• **Saved entries**:
============
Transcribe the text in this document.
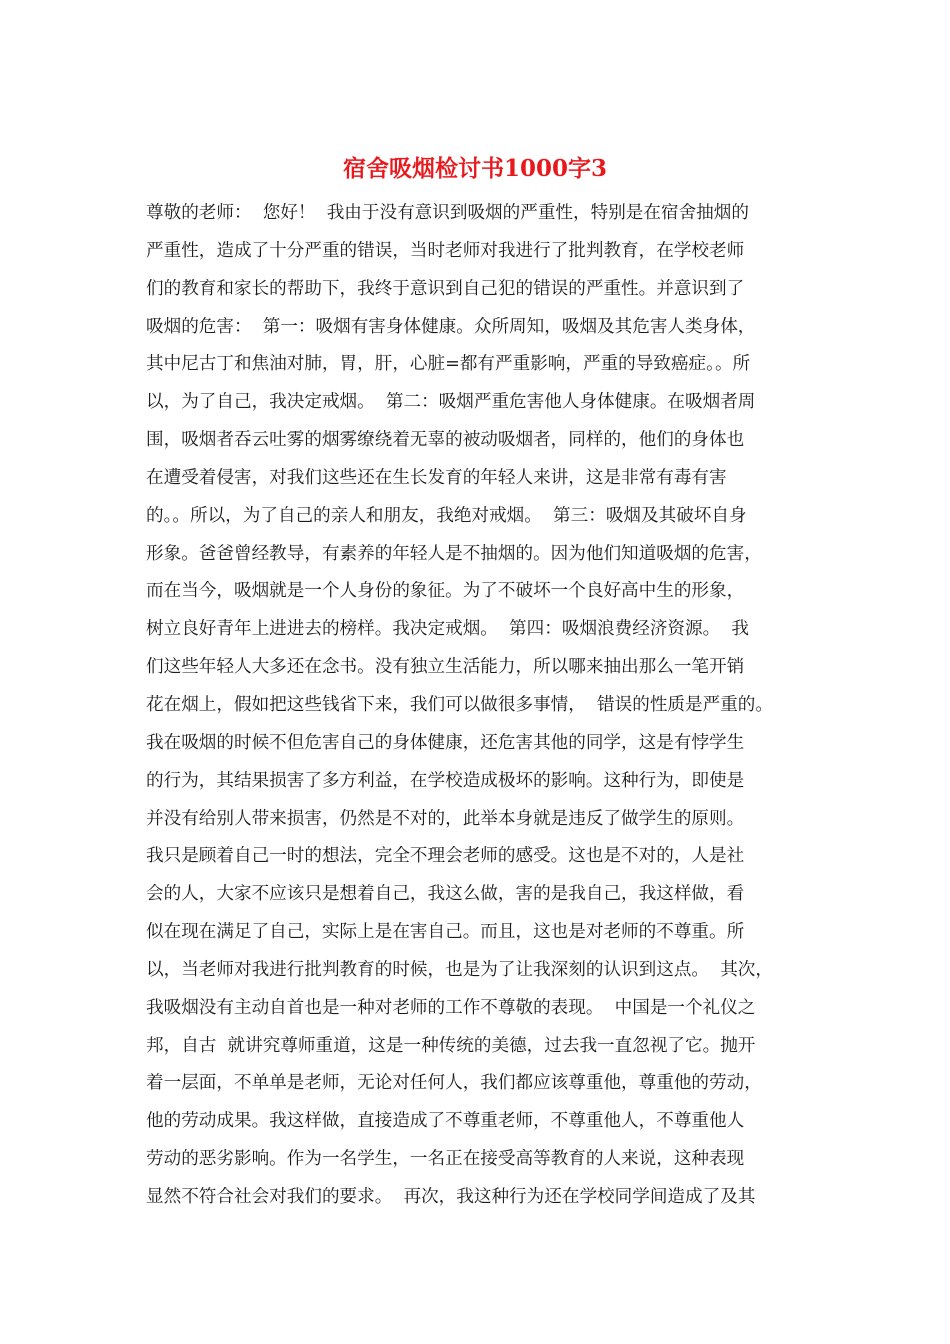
宿舍吸烟检讨书1000字3
尊敬的老师：  您好！  我由于没有意识到吸烟的严重性，特别是在宿舍抽烟的
严重性，造成了十分严重的错误，当时老师对我进行了批判教育，在学校老师
们的教育和家长的帮助下，我终于意识到自己犯的错误的严重性。并意识到了
吸烟的危害：  第一：吸烟有害身体健康。众所周知，吸烟及其危害人类身体，
其中尼古丁和焦油对肺，胃，肝，心脏=都有严重影响，严重的导致癌症。。所
以，为了自己，我决定戒烟。  第二：吸烟严重危害他人身体健康。在吸烟者周
围，吸烟者吞云吐雾的烟雾缭绕着无辜的被动吸烟者，同样的，他们的身体也
在遭受着侵害，对我们这些还在生长发育的年轻人来讲，这是非常有毒有害
的。。所以，为了自己的亲人和朋友，我绝对戒烟。  第三：吸烟及其破坏自身
形象。爸爸曾经教导，有素养的年轻人是不抽烟的。因为他们知道吸烟的危害，
而在当今，吸烟就是一个人身份的象征。为了不破坏一个良好高中生的形象，
树立良好青年上进进去的榜样。我决定戒烟。  第四：吸烟浪费经济资源。  我
们这些年轻人大多还在念书。没有独立生活能力，所以哪来抽出那么一笔开销
花在烟上，假如把这些钱省下来，我们可以做很多事情，  错误的性质是严重的。
我在吸烟的时候不但危害自己的身体健康，还危害其他的同学，这是有悖学生
的行为，其结果损害了多方利益，在学校造成极坏的影响。这种行为，即使是
并没有给别人带来损害，仍然是不对的，此举本身就是违反了做学生的原则。
我只是顾着自己一时的想法，完全不理会老师的感受。这也是不对的，人是社
会的人，大家不应该只是想着自己，我这么做，害的是我自己，我这样做，看
似在现在满足了自己，实际上是在害自己。而且，这也是对老师的不尊重。所
以，当老师对我进行批判教育的时候，也是为了让我深刻的认识到这点。  其次，
我吸烟没有主动自首也是一种对老师的工作不尊敬的表现。  中国是一个礼仪之
邦，自古  就讲究尊师重道，这是一种传统的美德，过去我一直忽视了它。抛开
着一层面，不单单是老师，无论对任何人，我们都应该尊重他，尊重他的劳动，
他的劳动成果。我这样做，直接造成了不尊重老师，不尊重他人，不尊重他人
劳动的恶劣影响。作为一名学生，一名正在接受高等教育的人来说，这种表现
显然不符合社会对我们的要求。  再次，我这种行为还在学校同学间造成了及其
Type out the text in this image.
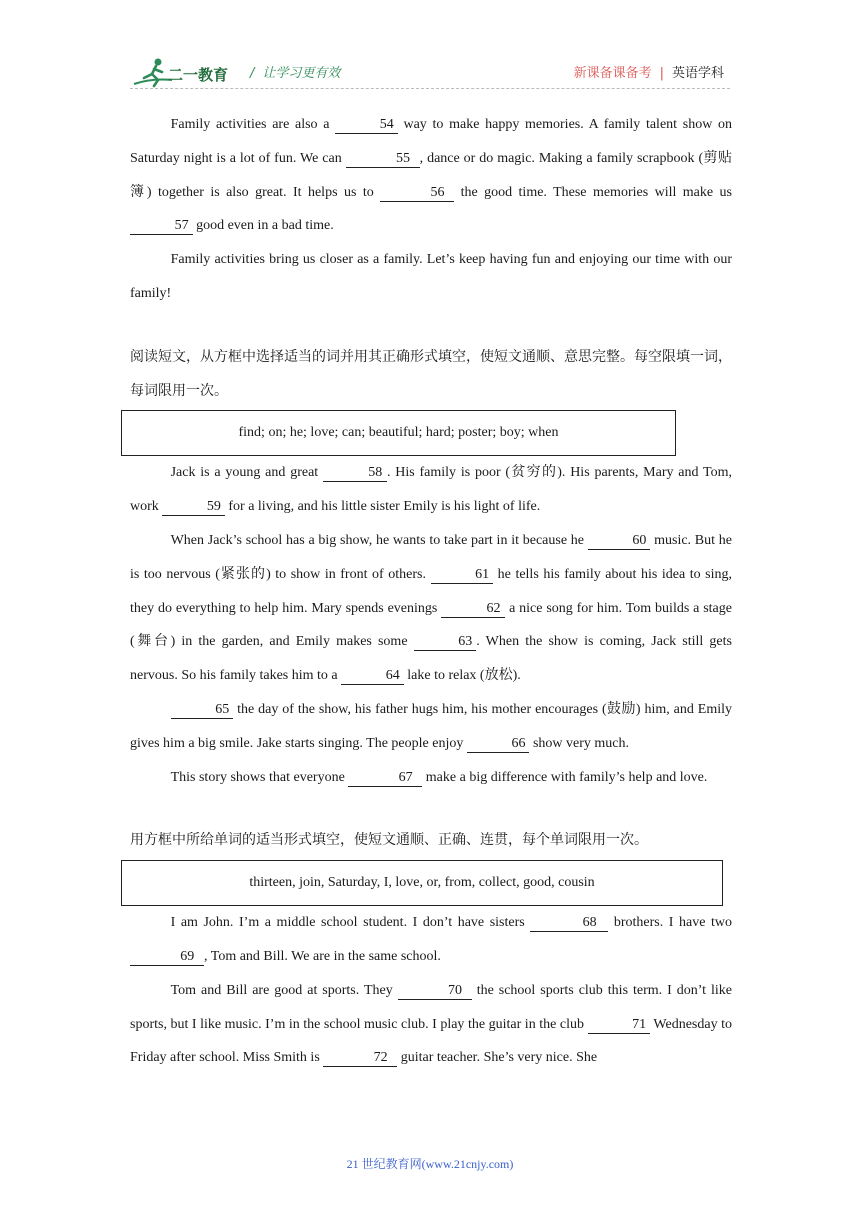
二一教育 / 让学习更有效	新课备课备考 | 英语学科

Family activities are also a	54 way to make happy memories. A family talent show on Saturday night is a lot of fun. We can	55 , dance or do magic. Making a family scrapbook (剪贴簿) together is also great. It helps us to	56 the good time. These memories will make us 57 good even in a bad time.

Family activities bring us closer as a family. Let’s keep having fun and enjoying our time with our family!

阅读短文，从方框中选择适当的词并用其正确形式填空，使短文通顺、意思完整。每空限填一词，每词限用一次。

find; on; he; love; can; beautiful; hard; poster; boy; when

Jack is a young and great	58 . His family is poor (贫穷的). His parents, Mary and Tom, work	59 for a living, and his little sister Emily is his light of life.

When Jack’s school has a big show, he wants to take part in it because he	60 music. But he is too nervous (紧张的) to show in front of others.	61 he tells his family about his idea to sing, they do everything to help him. Mary spends evenings	62 a nice song for him. Tom builds a stage (舞台) in the garden, and Emily makes some	63 . When the show is coming, Jack still gets nervous. So his family takes him to a	64 lake to relax (放松).

65 the day of the show, his father hugs him, his mother encourages (鼓励) him, and Emily gives him a big smile. Jake starts singing. The people enjoy	66 show very much.

This story shows that everyone	67 make a big difference with family’s help and love.

用方框中所给单词的适当形式填空，使短文通顺、正确、连贯，每个单词限用一次。

thirteen, join, Saturday, I, love, or, from, collect, good, cousin

I am John. I’m a middle school student. I don’t have sisters	68 brothers. I have two 69 , Tom and Bill. We are in the same school.

Tom and Bill are good at sports. They	70 the school sports club this term. I don’t like sports, but I like music. I’m in the school music club. I play the guitar in the club	71 Wednesday to Friday after school. Miss Smith is	72 guitar teacher. She’s very nice. She

21 世纪教育网(www.21cnjy.com)
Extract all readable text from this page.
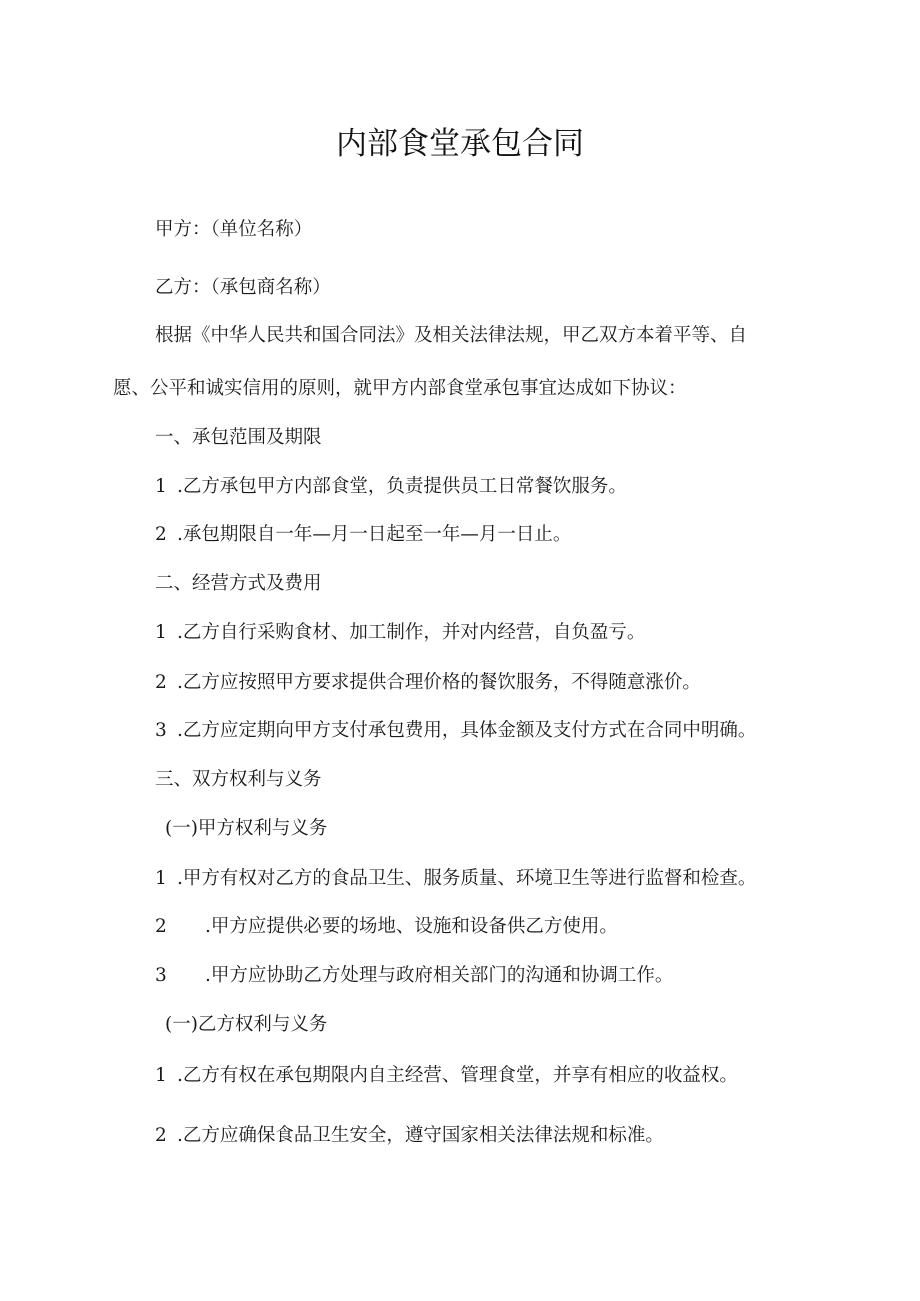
内部食堂承包合同
甲方：（单位名称）
乙方：（承包商名称）
根据《中华人民共和国合同法》及相关法律法规，甲乙双方本着平等、自
愿、公平和诚实信用的原则，就甲方内部食堂承包事宜达成如下协议：
一、承包范围及期限
1 .乙方承包甲方内部食堂，负责提供员工日常餐饮服务。
2 .承包期限自一年—月一日起至一年—月一日止。
二、经营方式及费用
1 .乙方自行采购食材、加工制作，并对内经营，自负盈亏。
2 .乙方应按照甲方要求提供合理价格的餐饮服务，不得随意涨价。
3 .乙方应定期向甲方支付承包费用，具体金额及支付方式在合同中明确。
三、双方权利与义务
(一)甲方权利与义务
1 .甲方有权对乙方的食品卫生、服务质量、环境卫生等进行监督和检查。
2 .甲方应提供必要的场地、设施和设备供乙方使用。
3 .甲方应协助乙方处理与政府相关部门的沟通和协调工作。
(一)乙方权利与义务
1 .乙方有权在承包期限内自主经营、管理食堂，并享有相应的收益权。
2 .乙方应确保食品卫生安全，遵守国家相关法律法规和标准。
============
• **Task to carry out**: The records above must be printed exactly; the pictures stay out.

• **Completed exercise**:
Transcribe the text in this document.
宿舍吸烟检讨书1000字3
尊敬的老师：  您好！  我由于没有意识到吸烟的严重性，特别是在宿舍抽烟的
严重性，造成了十分严重的错误，当时老师对我进行了批判教育，在学校老师
们的教育和家长的帮助下，我终于意识到自己犯的错误的严重性。并意识到了
吸烟的危害：  第一：吸烟有害身体健康。众所周知，吸烟及其危害人类身体，
其中尼古丁和焦油对肺，胃，肝，心脏=都有严重影响，严重的导致癌症。。所
以，为了自己，我决定戒烟。  第二：吸烟严重危害他人身体健康。在吸烟者周
围，吸烟者吞云吐雾的烟雾缭绕着无辜的被动吸烟者，同样的，他们的身体也
在遭受着侵害，对我们这些还在生长发育的年轻人来讲，这是非常有毒有害
的。。所以，为了自己的亲人和朋友，我绝对戒烟。  第三：吸烟及其破坏自身
形象。爸爸曾经教导，有素养的年轻人是不抽烟的。因为他们知道吸烟的危害，
而在当今，吸烟就是一个人身份的象征。为了不破坏一个良好高中生的形象，
树立良好青年上进进去的榜样。我决定戒烟。  第四：吸烟浪费经济资源。  我
们这些年轻人大多还在念书。没有独立生活能力，所以哪来抽出那么一笔开销
花在烟上，假如把这些钱省下来，我们可以做很多事情，  错误的性质是严重的。
我在吸烟的时候不但危害自己的身体健康，还危害其他的同学，这是有悖学生
的行为，其结果损害了多方利益，在学校造成极坏的影响。这种行为，即使是
并没有给别人带来损害，仍然是不对的，此举本身就是违反了做学生的原则。
我只是顾着自己一时的想法，完全不理会老师的感受。这也是不对的，人是社
会的人，大家不应该只是想着自己，我这么做，害的是我自己，我这样做，看
似在现在满足了自己，实际上是在害自己。而且，这也是对老师的不尊重。所
以，当老师对我进行批判教育的时候，也是为了让我深刻的认识到这点。  其次，
我吸烟没有主动自首也是一种对老师的工作不尊敬的表现。  中国是一个礼仪之
邦，自古  就讲究尊师重道，这是一种传统的美德，过去我一直忽视了它。抛开
着一层面，不单单是老师，无论对任何人，我们都应该尊重他，尊重他的劳动，
他的劳动成果。我这样做，直接造成了不尊重老师，不尊重他人，不尊重他人
劳动的恶劣影响。作为一名学生，一名正在接受高等教育的人来说，这种表现
显然不符合社会对我们的要求。  再次，我这种行为还在学校同学间造成了及其
Type out the text in this image.
二一教育 / 让学习更有效	新课备课备考 | 英语学科

Family activities are also a	54 way to make happy memories. A family talent show on Saturday night is a lot of fun. We can	55 , dance or do magic. Making a family scrapbook (剪贴簿) together is also great. It helps us to	56 the good time. These memories will make us 57 good even in a bad time.

Family activities bring us closer as a family. Let’s keep having fun and enjoying our time with our family!

阅读短文，从方框中选择适当的词并用其正确形式填空，使短文通顺、意思完整。每空限填一词，每词限用一次。

find; on; he; love; can; beautiful; hard; poster; boy; when

Jack is a young and great	58 . His family is poor (贫穷的). His parents, Mary and Tom, work	59 for a living, and his little sister Emily is his light of life.

When Jack’s school has a big show, he wants to take part in it because he	60 music. But he is too nervous (紧张的) to show in front of others.	61 he tells his family about his idea to sing, they do everything to help him. Mary spends evenings	62 a nice song for him. Tom builds a stage (舞台) in the garden, and Emily makes some	63 . When the show is coming, Jack still gets nervous. So his family takes him to a	64 lake to relax (放松).

65 the day of the show, his father hugs him, his mother encourages (鼓励) him, and Emily gives him a big smile. Jake starts singing. The people enjoy	66 show very much.

This story shows that everyone	67 make a big difference with family’s help and love.

用方框中所给单词的适当形式填空，使短文通顺、正确、连贯，每个单词限用一次。

thirteen, join, Saturday, I, love, or, from, collect, good, cousin

I am John. I’m a middle school student. I don’t have sisters	68 brothers. I have two 69 , Tom and Bill. We are in the same school.

Tom and Bill are good at sports. They	70 the school sports club this term. I don’t like sports, but I like music. I’m in the school music club. I play the guitar in the club	71 Wednesday to Friday after school. Miss Smith is	72 guitar teacher. She’s very nice. She

21 世纪教育网(www.21cnjy.com)
Extract all readable text from this page.
内部食堂承包合同
甲方：（单位名称）
乙方：（承包商名称）
根据《中华人民共和国合同法》及相关法律法规，甲乙双方本着平等、自
愿、公平和诚实信用的原则，就甲方内部食堂承包事宜达成如下协议：
一、承包范围及期限
1 .乙方承包甲方内部食堂，负责提供员工日常餐饮服务。
2 .承包期限自一年—月一日起至一年—月一日止。
二、经营方式及费用
1 .乙方自行采购食材、加工制作，并对内经营，自负盈亏。
2 .乙方应按照甲方要求提供合理价格的餐饮服务，不得随意涨价。
3 .乙方应定期向甲方支付承包费用，具体金额及支付方式在合同中明确。
三、双方权利与义务
(一)甲方权利与义务
1 .甲方有权对乙方的食品卫生、服务质量、环境卫生等进行监督和检查。
2 .甲方应提供必要的场地、设施和设备供乙方使用。
3 .甲方应协助乙方处理与政府相关部门的沟通和协调工作。
(一)乙方权利与义务
1 .乙方有权在承包期限内自主经营、管理食堂，并享有相应的收益权。
2 .乙方应确保食品卫生安全，遵守国家相关法律法规和标准。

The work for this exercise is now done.